§ **Given data**:
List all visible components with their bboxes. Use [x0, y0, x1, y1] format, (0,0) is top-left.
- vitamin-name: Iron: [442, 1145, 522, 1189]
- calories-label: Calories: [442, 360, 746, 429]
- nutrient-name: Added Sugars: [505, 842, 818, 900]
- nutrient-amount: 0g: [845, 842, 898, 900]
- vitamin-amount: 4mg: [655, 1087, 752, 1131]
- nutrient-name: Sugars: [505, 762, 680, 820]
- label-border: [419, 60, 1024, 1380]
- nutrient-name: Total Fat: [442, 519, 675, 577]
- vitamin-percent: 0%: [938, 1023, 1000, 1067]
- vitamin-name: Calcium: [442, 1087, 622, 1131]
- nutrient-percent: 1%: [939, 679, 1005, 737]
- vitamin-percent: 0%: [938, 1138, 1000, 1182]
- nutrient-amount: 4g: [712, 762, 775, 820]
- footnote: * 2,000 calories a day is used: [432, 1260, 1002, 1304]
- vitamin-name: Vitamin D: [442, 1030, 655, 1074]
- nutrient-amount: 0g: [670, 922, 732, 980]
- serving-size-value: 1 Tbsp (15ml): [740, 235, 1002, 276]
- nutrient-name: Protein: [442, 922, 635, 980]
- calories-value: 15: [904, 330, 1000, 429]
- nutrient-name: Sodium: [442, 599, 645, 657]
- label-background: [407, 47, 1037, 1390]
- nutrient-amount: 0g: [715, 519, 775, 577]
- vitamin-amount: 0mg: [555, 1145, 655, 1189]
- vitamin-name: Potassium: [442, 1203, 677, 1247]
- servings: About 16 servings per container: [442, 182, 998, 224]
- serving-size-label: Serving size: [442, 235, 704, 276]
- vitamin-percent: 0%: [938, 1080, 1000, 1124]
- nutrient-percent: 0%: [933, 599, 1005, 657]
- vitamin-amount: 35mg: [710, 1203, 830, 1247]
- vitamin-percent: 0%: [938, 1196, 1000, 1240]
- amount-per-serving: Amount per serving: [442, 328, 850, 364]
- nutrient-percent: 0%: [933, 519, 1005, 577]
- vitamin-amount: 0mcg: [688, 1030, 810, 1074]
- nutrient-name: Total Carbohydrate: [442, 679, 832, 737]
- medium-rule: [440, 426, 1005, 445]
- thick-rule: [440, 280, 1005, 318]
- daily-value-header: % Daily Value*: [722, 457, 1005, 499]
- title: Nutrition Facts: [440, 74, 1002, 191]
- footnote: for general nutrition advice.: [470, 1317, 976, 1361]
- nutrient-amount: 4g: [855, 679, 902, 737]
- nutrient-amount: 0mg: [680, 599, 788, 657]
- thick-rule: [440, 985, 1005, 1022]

§ **Activity**:
Line by line, copy the entries above exactly as they appear.

§ **Task result**:
List all visible components with their bboxes. Use [x0, y0, x1, y1] format, (0,0) is top-left.
- vitamin-name: Iron: [442, 1145, 522, 1189]
- calories-label: Calories: [442, 360, 746, 429]
- nutrient-name: Added Sugars: [505, 842, 818, 900]
- nutrient-amount: 0g: [845, 842, 898, 900]
- vitamin-amount: 4mg: [655, 1087, 752, 1131]
- nutrient-name: Sugars: [505, 762, 680, 820]
- label-border: [419, 60, 1024, 1380]
- nutrient-name: Total Fat: [442, 519, 675, 577]
- vitamin-percent: 0%: [938, 1023, 1000, 1067]
- vitamin-name: Calcium: [442, 1087, 622, 1131]
- nutrient-percent: 1%: [939, 679, 1005, 737]
- vitamin-percent: 0%: [938, 1138, 1000, 1182]
- nutrient-amount: 4g: [712, 762, 775, 820]
- footnote: * 2,000 calories a day is used: [432, 1260, 1002, 1304]
- vitamin-name: Vitamin D: [442, 1030, 655, 1074]
- nutrient-amount: 0g: [670, 922, 732, 980]
- serving-size-value: 1 Tbsp (15ml): [740, 235, 1002, 276]
- nutrient-name: Protein: [442, 922, 635, 980]
- calories-value: 15: [904, 330, 1000, 429]
- nutrient-name: Sodium: [442, 599, 645, 657]
- label-background: [407, 47, 1037, 1390]
- nutrient-amount: 0g: [715, 519, 775, 577]
- vitamin-amount: 0mg: [555, 1145, 655, 1189]
- vitamin-name: Potassium: [442, 1203, 677, 1247]
- servings: About 16 servings per container: [442, 182, 998, 224]
- serving-size-label: Serving size: [442, 235, 704, 276]
- vitamin-percent: 0%: [938, 1080, 1000, 1124]
- nutrient-percent: 0%: [933, 599, 1005, 657]
- vitamin-amount: 35mg: [710, 1203, 830, 1247]
- vitamin-percent: 0%: [938, 1196, 1000, 1240]
- amount-per-serving: Amount per serving: [442, 328, 850, 364]
- nutrient-percent: 0%: [933, 519, 1005, 577]
- vitamin-amount: 0mcg: [688, 1030, 810, 1074]
- nutrient-name: Total Carbohydrate: [442, 679, 832, 737]
- medium-rule: [440, 426, 1005, 445]
- thick-rule: [440, 280, 1005, 318]
- daily-value-header: % Daily Value*: [722, 457, 1005, 499]
- title: Nutrition Facts: [440, 74, 1002, 191]
- footnote: for general nutrition advice.: [470, 1317, 976, 1361]
- nutrient-amount: 4g: [855, 679, 902, 737]
- nutrient-amount: 0mg: [680, 599, 788, 657]
- thick-rule: [440, 985, 1005, 1022]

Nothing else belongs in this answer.